- _YOUR TASK_
Every record must be written out once more, with nothing added or omitted.
-- Start of PROVIDED DATA --
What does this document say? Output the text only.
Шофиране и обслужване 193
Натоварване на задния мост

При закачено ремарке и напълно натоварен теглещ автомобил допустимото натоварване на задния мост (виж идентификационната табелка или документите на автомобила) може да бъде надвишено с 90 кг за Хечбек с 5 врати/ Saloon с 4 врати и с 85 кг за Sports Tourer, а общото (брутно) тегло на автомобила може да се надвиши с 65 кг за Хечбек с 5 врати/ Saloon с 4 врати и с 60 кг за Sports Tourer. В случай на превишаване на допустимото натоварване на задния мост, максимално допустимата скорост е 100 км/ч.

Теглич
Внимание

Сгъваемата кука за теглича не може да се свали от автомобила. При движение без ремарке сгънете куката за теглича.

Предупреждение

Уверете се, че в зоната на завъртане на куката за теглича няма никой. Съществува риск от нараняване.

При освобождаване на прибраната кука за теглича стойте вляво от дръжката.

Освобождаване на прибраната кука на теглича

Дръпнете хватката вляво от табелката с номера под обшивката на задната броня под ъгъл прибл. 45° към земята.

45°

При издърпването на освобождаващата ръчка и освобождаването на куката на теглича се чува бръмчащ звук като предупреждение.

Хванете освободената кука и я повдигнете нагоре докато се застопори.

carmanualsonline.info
-- End of PROVIDED DATA --
- _WORKED SOLUTION_
What does this document say? Output the text only.
Шофиране и обслужване 193
Натоварване на задния мост

При закачено ремарке и напълно натоварен теглещ автомобил допустимото натоварване на задния мост (виж идентификационната табелка или документите на автомобила) може да бъде надвишено с 90 кг за Хечбек с 5 врати/ Saloon с 4 врати и с 85 кг за Sports Tourer, а общото (брутно) тегло на автомобила може да се надвиши с 65 кг за Хечбек с 5 врати/ Saloon с 4 врати и с 60 кг за Sports Tourer. В случай на превишаване на допустимото натоварване на задния мост, максимално допустимата скорост е 100 км/ч.

Теглич
Внимание

Сгъваемата кука за теглича не може да се свали от автомобила. При движение без ремарке сгънете куката за теглича.

Предупреждение

Уверете се, че в зоната на завъртане на куката за теглича няма никой. Съществува риск от нараняване.

При освобождаване на прибраната кука за теглича стойте вляво от дръжката.

Освобождаване на прибраната кука на теглича

Дръпнете хватката вляво от табелката с номера под обшивката на задната броня под ъгъл прибл. 45° към земята.

45°

При издърпването на освобождаващата ръчка и освобождаването на куката на теглича се чува бръмчащ звук като предупреждение.

Хванете освободената кука и я повдигнете нагоре докато се застопори.

carmanualsonline.info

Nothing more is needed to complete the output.